> Task prompt: Filter the data below for the string "وسمعت" and copy each matching line.

[Data entries]
○ ○ ○ ○ ○ ○ ○
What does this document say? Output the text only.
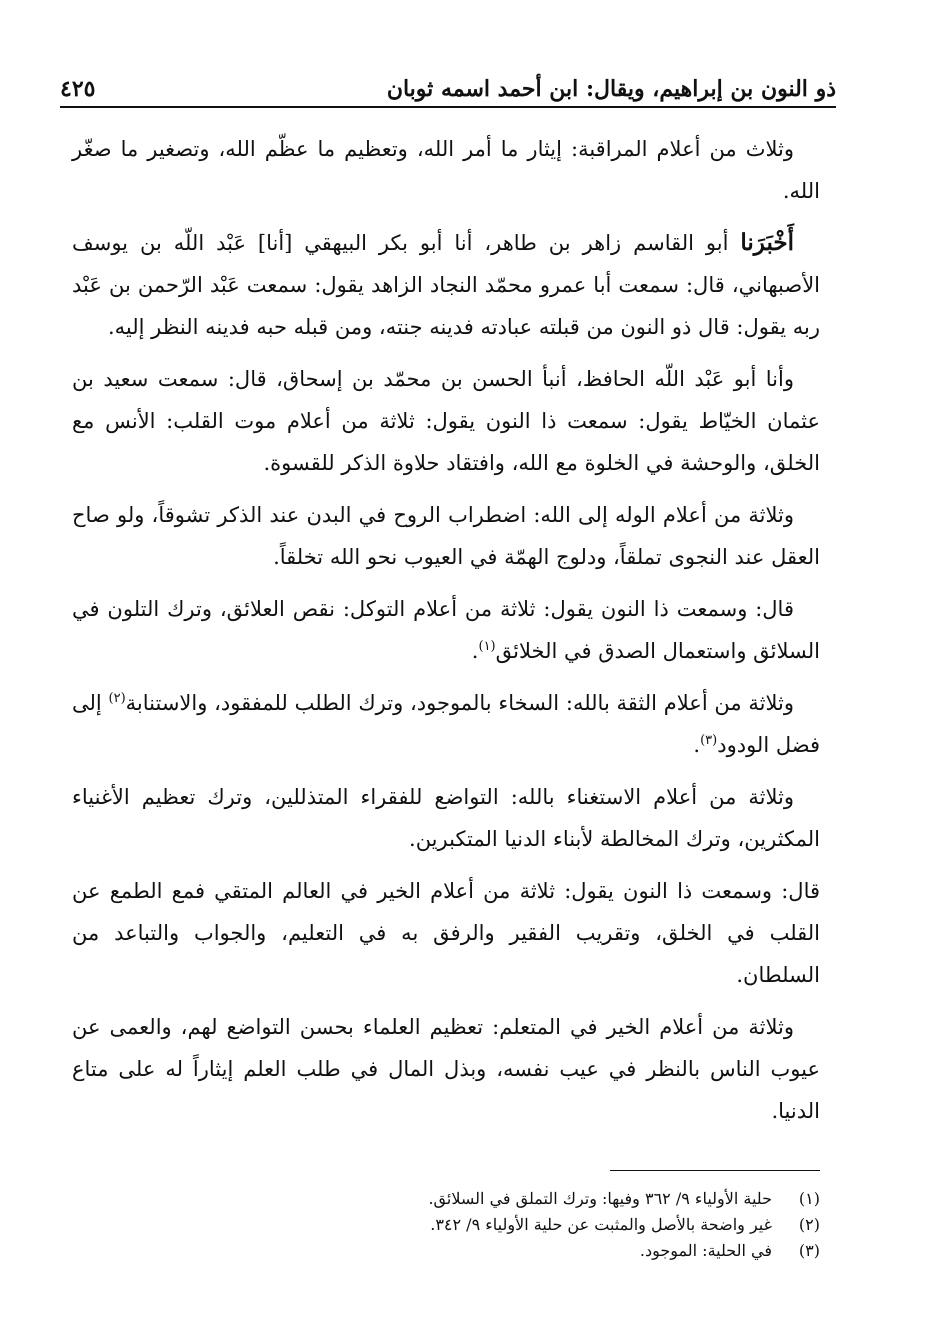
ذو النون بن إبراهيم، ويقال: ابن أحمد اسمه ثوبان
٤٢٥

وثلاث من أعلام المراقبة: إيثار ما أمر الله، وتعظيم ما عظّم الله، وتصغير ما صغّر الله.

أَخْبَرَنا أبو القاسم زاهر بن طاهر، أنا أبو بكر البيهقي [أنا] عَبْد اللّه بن يوسف الأصبهاني، قال: سمعت أبا عمرو محمّد النجاد الزاهد يقول: سمعت عَبْد الرّحمن بن عَبْد ربه يقول: قال ذو النون من قبلته عبادته فدينه جنته، ومن قبله حبه فدينه النظر إليه.

وأنا أبو عَبْد اللّه الحافظ، أنبأ الحسن بن محمّد بن إسحاق، قال: سمعت سعيد بن عثمان الخيّاط يقول: سمعت ذا النون يقول: ثلاثة من أعلام موت القلب: الأنس مع الخلق، والوحشة في الخلوة مع الله، وافتقاد حلاوة الذكر للقسوة.

وثلاثة من أعلام الوله إلى الله: اضطراب الروح في البدن عند الذكر تشوقاً، ولو صاح العقل عند النجوى تملقاً، ودلوج الهمّة في العيوب نحو الله تخلقاً.

قال: وسمعت ذا النون يقول: ثلاثة من أعلام التوكل: نقص العلائق، وترك التلون في السلائق واستعمال الصدق في الخلائق$^{(١)}$.

وثلاثة من أعلام الثقة بالله: السخاء بالموجود، وترك الطلب للمفقود، والاستنابة$^{(٢)}$ إلى فضل الودود$^{(٣)}$.

وثلاثة من أعلام الاستغناء بالله: التواضع للفقراء المتذللين، وترك تعظيم الأغنياء المكثرين، وترك المخالطة لأبناء الدنيا المتكبرين.

قال: وسمعت ذا النون يقول: ثلاثة من أعلام الخير في العالم المتقي فمع الطمع عن القلب في الخلق، وتقريب الفقير والرفق به في التعليم، والجواب والتباعد من السلطان.

وثلاثة من أعلام الخير في المتعلم: تعظيم العلماء بحسن التواضع لهم، والعمى عن عيوب الناس بالنظر في عيب نفسه، وبذل المال في طلب العلم إيثاراً له على متاع الدنيا.

(١)
حلية الأولياء ٩/ ٣٦٢ وفيها: وترك التملق في السلائق.
(٢)
غير واضحة بالأصل والمثبت عن حلية الأولياء ٩/ ٣٤٢.
(٣)
في الحلية: الموجود.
○ ○ ○ ○ ○ ○ ○
> Task result:
قال: وسمعت ذا النون يقول: ثلاثة من أعلام التوكل: نقص العلائق، وترك التلون في السلائق واستعمال الصدق في الخلائق$^{(١)}$.
قال: وسمعت ذا النون يقول: ثلاثة من أعلام الخير في العالم المتقي فمع الطمع عن القلب في الخلق، وتقريب الفقير والرفق به في التعليم، والجواب والتباعد من السلطان.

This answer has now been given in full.